_MATERIAL FOR THIS TASK_
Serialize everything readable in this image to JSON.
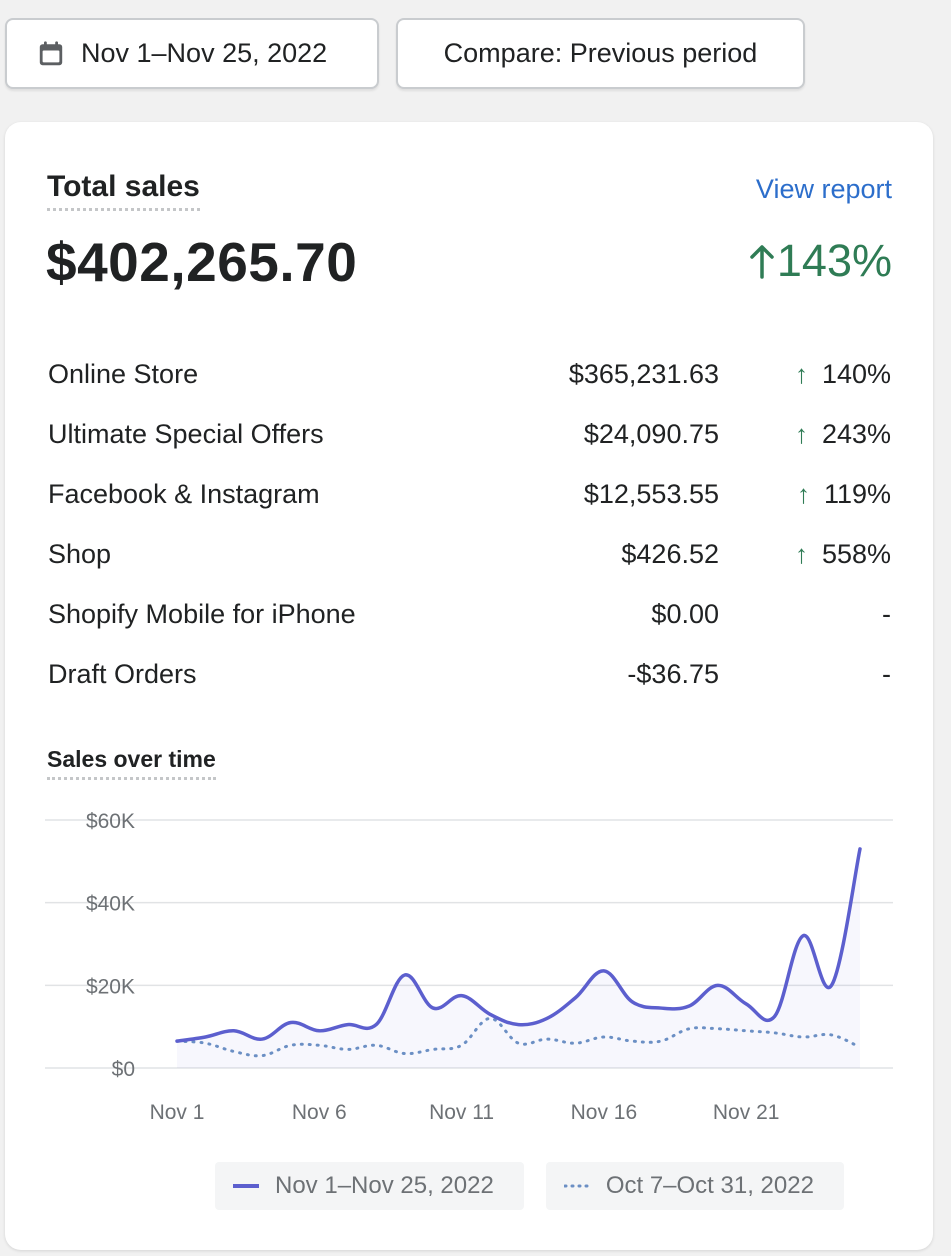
{
  "toolbar": {
    "date_label": "Nov 1–Nov 25, 2022",
    "compare_label": "Compare: Previous period",
    "calendar_icon": "calendar-icon"
  },
  "card": {
    "title": "Total sales",
    "view_report": "View report",
    "total": "$402,265.70",
    "total_change": "143%",
    "rows": [
      {
        "label": "Online Store",
        "amount": "$365,231.63",
        "change": "140%",
        "direction": "up"
      },
      {
        "label": "Ultimate Special Offers",
        "amount": "$24,090.75",
        "change": "243%",
        "direction": "up"
      },
      {
        "label": "Facebook & Instagram",
        "amount": "$12,553.55",
        "change": "119%",
        "direction": "up"
      },
      {
        "label": "Shop",
        "amount": "$426.52",
        "change": "558%",
        "direction": "up"
      },
      {
        "label": "Shopify Mobile for iPhone",
        "amount": "$0.00",
        "change": "-",
        "direction": "none"
      },
      {
        "label": "Draft Orders",
        "amount": "-$36.75",
        "change": "-",
        "direction": "none"
      }
    ],
    "sales_over_time_title": "Sales over time"
  },
  "colors": {
    "positive": "#2f7c55",
    "link": "#2c6ecb",
    "current_series": "#5c5fce",
    "previous_series": "#6b8fc4"
  },
  "chart_data": {
    "type": "line",
    "y_ticks": [
      "$0",
      "$20K",
      "$40K",
      "$60K"
    ],
    "ylim": [
      0,
      60000
    ],
    "x_tick_labels": [
      "Nov 1",
      "Nov 6",
      "Nov 11",
      "Nov 16",
      "Nov 21"
    ],
    "x": [
      1,
      2,
      3,
      4,
      5,
      6,
      7,
      8,
      9,
      10,
      11,
      12,
      13,
      14,
      15,
      16,
      17,
      18,
      19,
      20,
      21,
      22,
      23,
      24,
      25
    ],
    "series": [
      {
        "name": "Nov 1–Nov 25, 2022",
        "style": "solid",
        "values": [
          6500,
          7500,
          9000,
          7000,
          11000,
          9000,
          10500,
          10500,
          22500,
          14500,
          17500,
          13000,
          10500,
          12000,
          17000,
          23500,
          16000,
          14500,
          15000,
          20000,
          15500,
          12500,
          32000,
          20000,
          53000
        ]
      },
      {
        "name": "Oct 7–Oct 31, 2022",
        "style": "dotted",
        "values": [
          6500,
          6000,
          4000,
          3000,
          5500,
          5500,
          4500,
          5500,
          3500,
          4500,
          5500,
          12000,
          6000,
          7000,
          6000,
          7500,
          6500,
          6500,
          9500,
          9500,
          9000,
          8500,
          7500,
          8000,
          5000
        ]
      }
    ]
  }
}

_PROBLEM DETAILS_
Find every line above that contains the word "name", and return each one.

_ANSWER BELOW_
        "name": "Nov 1–Nov 25, 2022",
        "name": "Oct 7–Oct 31, 2022",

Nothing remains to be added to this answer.